§ **SHORT TASK**
Extract the entries in their exact form.

§ **PROVIDED RECORDS**
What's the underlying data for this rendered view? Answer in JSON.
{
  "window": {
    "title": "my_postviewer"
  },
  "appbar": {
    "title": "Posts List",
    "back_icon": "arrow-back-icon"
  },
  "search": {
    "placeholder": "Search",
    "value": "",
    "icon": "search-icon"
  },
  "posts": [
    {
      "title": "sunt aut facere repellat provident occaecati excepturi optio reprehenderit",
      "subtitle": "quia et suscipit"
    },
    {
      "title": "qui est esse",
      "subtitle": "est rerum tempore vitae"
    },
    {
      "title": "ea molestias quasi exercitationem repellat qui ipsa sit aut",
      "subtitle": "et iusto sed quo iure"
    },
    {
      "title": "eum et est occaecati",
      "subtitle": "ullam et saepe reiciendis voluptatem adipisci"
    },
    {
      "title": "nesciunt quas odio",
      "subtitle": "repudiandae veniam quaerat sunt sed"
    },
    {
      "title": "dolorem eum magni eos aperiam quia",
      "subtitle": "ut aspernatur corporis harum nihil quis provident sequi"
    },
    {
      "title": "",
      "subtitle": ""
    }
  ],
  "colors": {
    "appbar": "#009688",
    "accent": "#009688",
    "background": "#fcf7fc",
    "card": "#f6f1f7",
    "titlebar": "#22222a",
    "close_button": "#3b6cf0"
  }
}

§ **CORRECT ANSWER**
What's the underlying data for this rendered view? Answer in JSON.
{
  "window": {
    "title": "my_postviewer"
  },
  "appbar": {
    "title": "Posts List",
    "back_icon": "arrow-back-icon"
  },
  "search": {
    "placeholder": "Search",
    "value": "",
    "icon": "search-icon"
  },
  "posts": [
    {
      "title": "sunt aut facere repellat provident occaecati excepturi optio reprehenderit",
      "subtitle": "quia et suscipit"
    },
    {
      "title": "qui est esse",
      "subtitle": "est rerum tempore vitae"
    },
    {
      "title": "ea molestias quasi exercitationem repellat qui ipsa sit aut",
      "subtitle": "et iusto sed quo iure"
    },
    {
      "title": "eum et est occaecati",
      "subtitle": "ullam et saepe reiciendis voluptatem adipisci"
    },
    {
      "title": "nesciunt quas odio",
      "subtitle": "repudiandae veniam quaerat sunt sed"
    },
    {
      "title": "dolorem eum magni eos aperiam quia",
      "subtitle": "ut aspernatur corporis harum nihil quis provident sequi"
    },
    {
      "title": "",
      "subtitle": ""
    }
  ],
  "colors": {
    "appbar": "#009688",
    "accent": "#009688",
    "background": "#fcf7fc",
    "card": "#f6f1f7",
    "titlebar": "#22222a",
    "close_button": "#3b6cf0"
  }
}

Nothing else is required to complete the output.